Extracted records
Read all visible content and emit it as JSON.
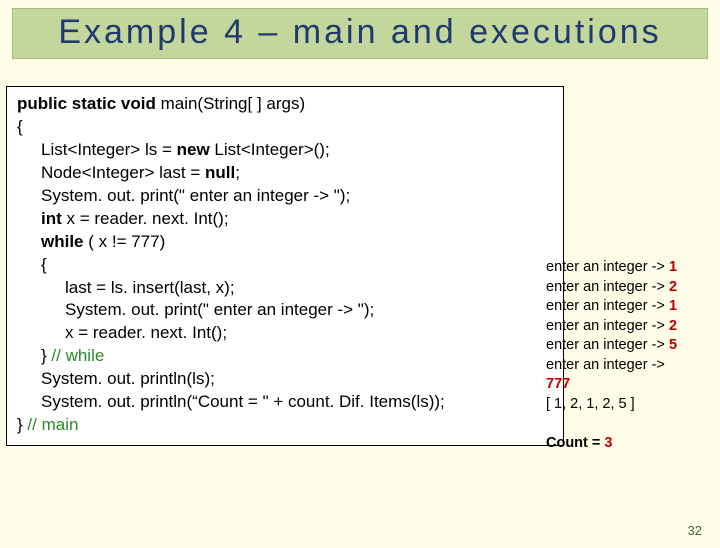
{
  "title": "Example 4 – main and executions",
  "code": {
    "l1a": "public static void",
    "l1b": " main(String[ ] args)",
    "l2": "{",
    "l3a": "List<Integer>    ls = ",
    "l3b": "new",
    "l3c": " List<Integer>();",
    "l4a": "Node<Integer>  last = ",
    "l4b": "null",
    "l4c": ";",
    "l5": "System. out. print(\" enter an integer -> \");",
    "l6a": "int",
    "l6b": " x = reader. next. Int();",
    "l7a": "while",
    "l7b": " ( x != 777)",
    "l8": "{",
    "l9": "last = ls. insert(last, x);",
    "l10": "System. out. print(\" enter an integer -> \");",
    "l11": "x = reader. next. Int();",
    "l12a": "} ",
    "l12b": "// while",
    "l13": "System. out. println(ls);",
    "l14": "System. out. println(“Count = \" + count. Dif. Items(ls));",
    "l15a": "} ",
    "l15b": "// main"
  },
  "output": {
    "p": "enter an integer ->",
    "v1": "1",
    "v2": "2",
    "v3": "1",
    "v4": "2",
    "v5": "5",
    "sent": "777",
    "list": "[ 1, 2, 1, 2, 5 ]",
    "countLabel": "Count = ",
    "countValue": "3"
  },
  "pageNumber": "32"
}
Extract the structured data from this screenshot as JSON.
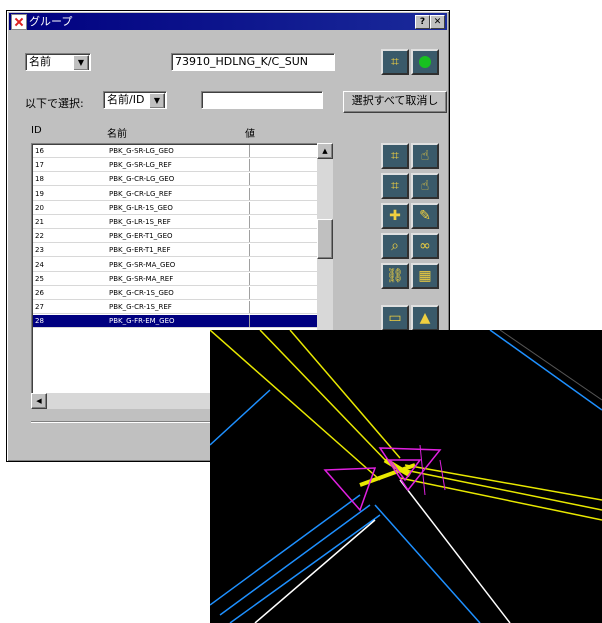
{
  "window": {
    "title": "グループ",
    "help_btn": "?",
    "close_btn": "✕"
  },
  "search_mode": {
    "value": "名前"
  },
  "group_name": {
    "value": "73910_HDLNG_K/C_SUN"
  },
  "filter": {
    "label": "以下で選択:",
    "mode_value": "名前/ID",
    "input_value": ""
  },
  "deselect_all_label": "選択すべて取消し",
  "columns": {
    "number": "ID",
    "name": "名前",
    "value": "値"
  },
  "rows": [
    {
      "n": "16",
      "name": "PBK_G-SR-LG_GEO"
    },
    {
      "n": "17",
      "name": "PBK_G-SR-LG_REF"
    },
    {
      "n": "18",
      "name": "PBK_G-CR-LG_GEO"
    },
    {
      "n": "19",
      "name": "PBK_G-CR-LG_REF"
    },
    {
      "n": "20",
      "name": "PBK_G-LR-1S_GEO"
    },
    {
      "n": "21",
      "name": "PBK_G-LR-1S_REF"
    },
    {
      "n": "22",
      "name": "PBK_G-ER-T1_GEO"
    },
    {
      "n": "23",
      "name": "PBK_G-ER-T1_REF"
    },
    {
      "n": "24",
      "name": "PBK_G-SR-MA_GEO"
    },
    {
      "n": "25",
      "name": "PBK_G-SR-MA_REF"
    },
    {
      "n": "26",
      "name": "PBK_G-CR-1S_GEO"
    },
    {
      "n": "27",
      "name": "PBK_G-CR-1S_REF"
    },
    {
      "n": "28",
      "name": "PBK_G-FR-EM_GEO"
    }
  ],
  "selected_row": "28",
  "icons": {
    "frame_select": "frame-select-icon",
    "active_indicator": "green-dot-icon"
  },
  "colors": {
    "title_bar": "#000080",
    "selection": "#000080",
    "tool_bg": "#3a5a6a",
    "cad_bg": "#000000",
    "line_yellow": "#e8e800",
    "line_cyan": "#1e90ff",
    "line_white": "#ffffff",
    "line_magenta": "#e020e0"
  }
}
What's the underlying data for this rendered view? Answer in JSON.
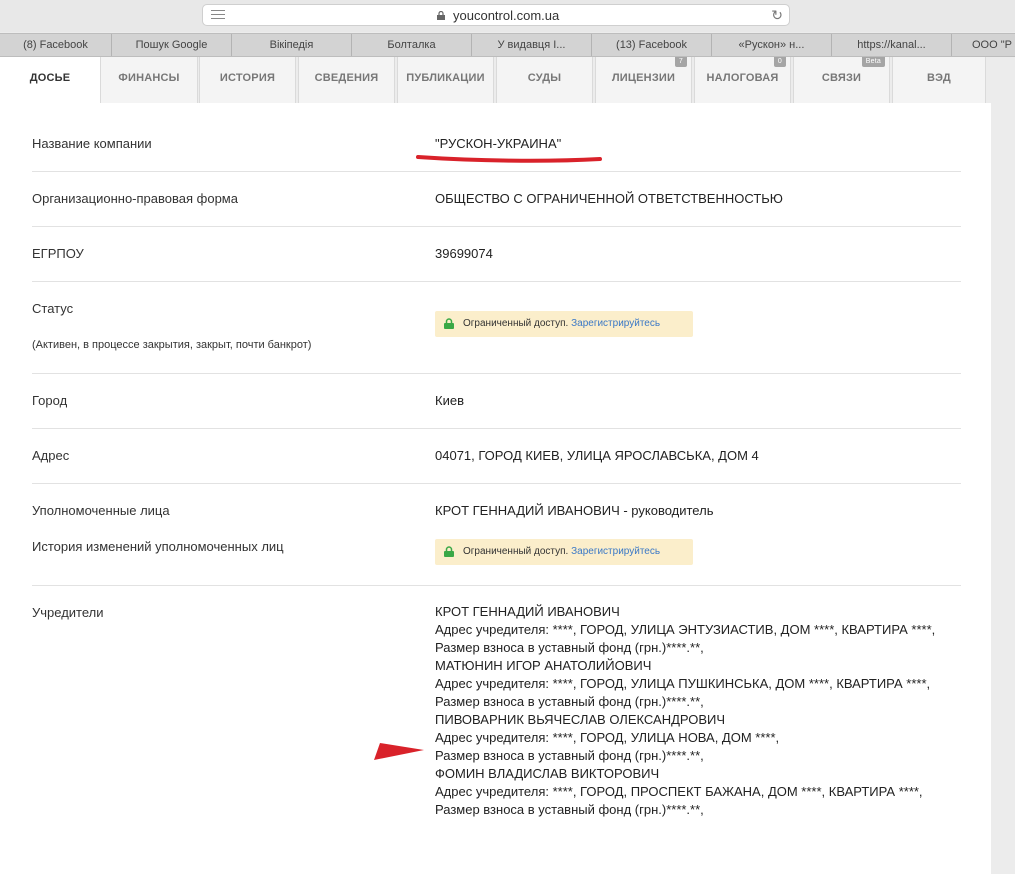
{
  "browser": {
    "url": "youcontrol.com.ua",
    "bookmarks": [
      "(8) Facebook",
      "Пошук Google",
      "Вікіпедія",
      "Болталка",
      "У видавця І...",
      "(13) Facebook",
      "«Рускон» н...",
      "https://kanal...",
      "ООО \"Р"
    ]
  },
  "tabs": [
    {
      "label": "ДОСЬЕ",
      "active": true
    },
    {
      "label": "ФИНАНСЫ"
    },
    {
      "label": "ИСТОРИЯ"
    },
    {
      "label": "СВЕДЕНИЯ"
    },
    {
      "label": "ПУБЛИКАЦИИ"
    },
    {
      "label": "СУДЫ"
    },
    {
      "label": "ЛИЦЕНЗИИ",
      "badge": "7"
    },
    {
      "label": "НАЛОГОВАЯ",
      "badge": "0"
    },
    {
      "label": "СВЯЗИ",
      "badge": "Beta"
    },
    {
      "label": "ВЭД"
    }
  ],
  "restricted": {
    "text": "Ограниченный доступ.",
    "link": "Зарегистрируйтесь"
  },
  "rows": {
    "name": {
      "label": "Название компании",
      "value": "\"РУСКОН-УКРАИНА\""
    },
    "form": {
      "label": "Организационно-правовая форма",
      "value": "ОБЩЕСТВО С ОГРАНИЧЕННОЙ ОТВЕТСТВЕННОСТЬЮ"
    },
    "edrpou": {
      "label": "ЕГРПОУ",
      "value": "39699074"
    },
    "status": {
      "label": "Статус",
      "note": "(Активен, в процессе закрытия, закрыт, почти банкрот)"
    },
    "city": {
      "label": "Город",
      "value": "Киев"
    },
    "address": {
      "label": "Адрес",
      "value": "04071, ГОРОД КИЕВ, УЛИЦА ЯРОСЛАВСЬКА, ДОМ 4"
    },
    "persons": {
      "label": "Уполномоченные лица",
      "value": "КРОТ ГЕННАДИЙ ИВАНОВИЧ - руководитель",
      "history_label": "История изменений уполномоченных лиц"
    },
    "founders": {
      "label": "Учредители"
    }
  },
  "founders": [
    {
      "name": "КРОТ ГЕННАДИЙ ИВАНОВИЧ",
      "address": "Адрес учредителя: ****, ГОРОД, УЛИЦА ЭНТУЗИАСТИВ, ДОМ ****, КВАРТИРА ****,",
      "fund": "Размер взноса в уставный фонд (грн.)****.**,"
    },
    {
      "name": "МАТЮНИН ИГОР АНАТОЛИЙОВИЧ",
      "address": "Адрес учредителя: ****, ГОРОД, УЛИЦА ПУШКИНСЬКА, ДОМ ****, КВАРТИРА ****,",
      "fund": "Размер взноса в уставный фонд (грн.)****.**,"
    },
    {
      "name": "ПИВОВАРНИК ВЬЯЧЕСЛАВ ОЛЕКСАНДРОВИЧ",
      "address": "Адрес учредителя: ****, ГОРОД, УЛИЦА НОВА, ДОМ ****,",
      "fund": "Размер взноса в уставный фонд (грн.)****.**,"
    },
    {
      "name": "ФОМИН ВЛАДИСЛАВ ВИКТОРОВИЧ",
      "address": "Адрес учредителя: ****, ГОРОД, ПРОСПЕКТ БАЖАНА, ДОМ ****, КВАРТИРА ****,",
      "fund": "Размер взноса в уставный фонд (грн.)****.**,"
    }
  ],
  "colors": {
    "annotation": "#d9222a",
    "link": "#3a78c6",
    "restricted_bg": "#fbeecb",
    "lock": "#3aa846"
  }
}
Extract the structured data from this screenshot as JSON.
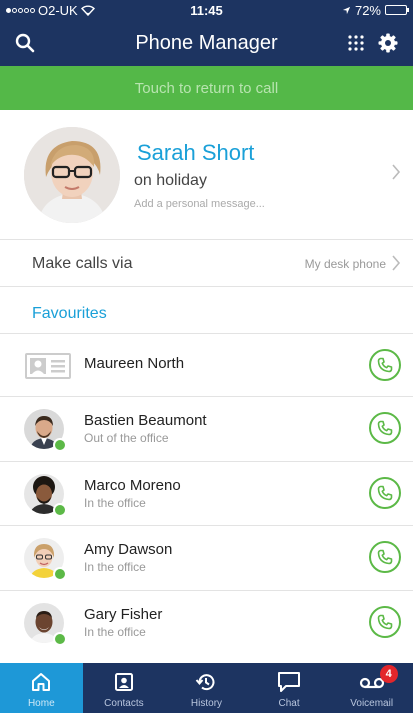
{
  "status_bar": {
    "carrier": "O2-UK",
    "time": "11:45",
    "battery": "72%",
    "battery_level": 0.72
  },
  "header": {
    "title": "Phone Manager"
  },
  "call_banner": {
    "text": "Touch to return to call"
  },
  "profile": {
    "name": "Sarah Short",
    "status": "on holiday",
    "message_placeholder": "Add a personal message..."
  },
  "make_calls": {
    "label": "Make calls via",
    "value": "My desk phone"
  },
  "favourites": {
    "title": "Favourites",
    "items": [
      {
        "name": "Maureen North",
        "status": ""
      },
      {
        "name": "Bastien Beaumont",
        "status": "Out of the office"
      },
      {
        "name": "Marco Moreno",
        "status": "In the office"
      },
      {
        "name": "Amy Dawson",
        "status": "In the office"
      },
      {
        "name": "Gary Fisher",
        "status": "In the office"
      }
    ]
  },
  "tabs": [
    {
      "label": "Home",
      "icon": "home-icon",
      "active": true
    },
    {
      "label": "Contacts",
      "icon": "contacts-icon"
    },
    {
      "label": "History",
      "icon": "history-icon"
    },
    {
      "label": "Chat",
      "icon": "chat-icon"
    },
    {
      "label": "Voicemail",
      "icon": "voicemail-icon",
      "badge": "4"
    }
  ],
  "colors": {
    "header": "#1d3461",
    "banner": "#54b848",
    "accent": "#1aa0d8",
    "presence_available": "#5cb947",
    "badge": "#e3262b"
  }
}
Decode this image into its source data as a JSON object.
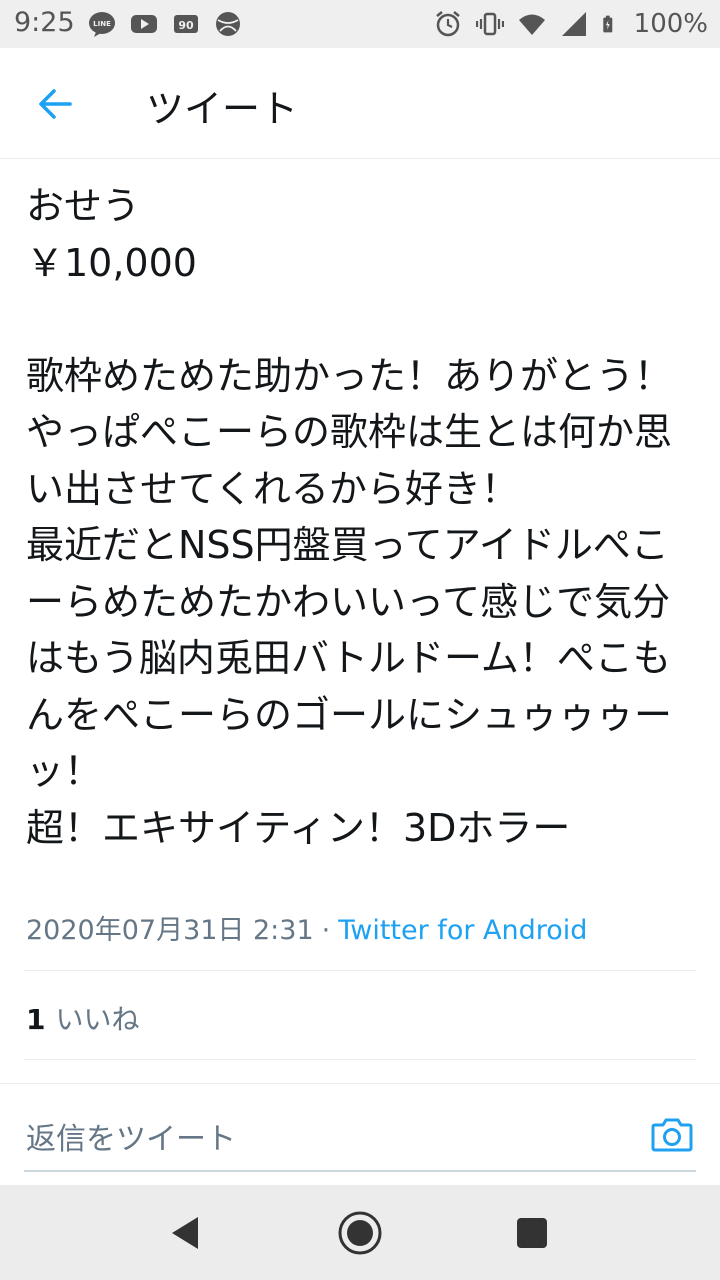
{
  "status_bar": {
    "time": "9:25",
    "left_icons": [
      "line-icon",
      "youtube-icon",
      "app-icon",
      "sports-icon"
    ],
    "right_icons": [
      "alarm-icon",
      "vibrate-icon",
      "wifi-icon",
      "signal-icon",
      "battery-icon"
    ],
    "battery": "100%"
  },
  "header": {
    "back_icon": "back-arrow-icon",
    "title": "ツイート"
  },
  "tweet": {
    "text": "おせう\n￥10,000\n\n歌枠めためた助かった！ありがとう！やっぱぺこーらの歌枠は生とは何か思い出させてくれるから好き！\n最近だとNSS円盤買ってアイドルぺこーらめためたかわいいって感じで気分はもう脳内兎田バトルドーム！ぺこもんをぺこーらのゴールにシュゥゥゥーッ！\n超！エキサイティン！3Dホラー",
    "timestamp": "2020年07月31日 2:31",
    "separator": "·",
    "source": "Twitter for Android"
  },
  "likes": {
    "count": "1",
    "label": "いいね"
  },
  "reply": {
    "placeholder": "返信をツイート",
    "camera_icon": "camera-icon"
  },
  "nav_bar": {
    "buttons": [
      "back-triangle-icon",
      "home-circle-icon",
      "recents-square-icon"
    ]
  },
  "colors": {
    "accent": "#1da1f2",
    "text": "#14171a",
    "secondary": "#657786"
  }
}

**GIVEN PROBLEM:** Exactly as written, give again every line from the one containing "Decode this image" through the last line of the material, both included, with the pictures left out.

**RESPONSE TO THE EXERCISE:**
Decode this image into its source data as a JSON object.
{
  "status_bar": {
    "time": "9:25",
    "left_icons": [
      "line-icon",
      "youtube-icon",
      "app-icon",
      "sports-icon"
    ],
    "right_icons": [
      "alarm-icon",
      "vibrate-icon",
      "wifi-icon",
      "signal-icon",
      "battery-icon"
    ],
    "battery": "100%"
  },
  "header": {
    "back_icon": "back-arrow-icon",
    "title": "ツイート"
  },
  "tweet": {
    "text": "おせう\n￥10,000\n\n歌枠めためた助かった！ありがとう！やっぱぺこーらの歌枠は生とは何か思い出させてくれるから好き！\n最近だとNSS円盤買ってアイドルぺこーらめためたかわいいって感じで気分はもう脳内兎田バトルドーム！ぺこもんをぺこーらのゴールにシュゥゥゥーッ！\n超！エキサイティン！3Dホラー",
    "timestamp": "2020年07月31日 2:31",
    "separator": "·",
    "source": "Twitter for Android"
  },
  "likes": {
    "count": "1",
    "label": "いいね"
  },
  "reply": {
    "placeholder": "返信をツイート",
    "camera_icon": "camera-icon"
  },
  "nav_bar": {
    "buttons": [
      "back-triangle-icon",
      "home-circle-icon",
      "recents-square-icon"
    ]
  },
  "colors": {
    "accent": "#1da1f2",
    "text": "#14171a",
    "secondary": "#657786"
  }
}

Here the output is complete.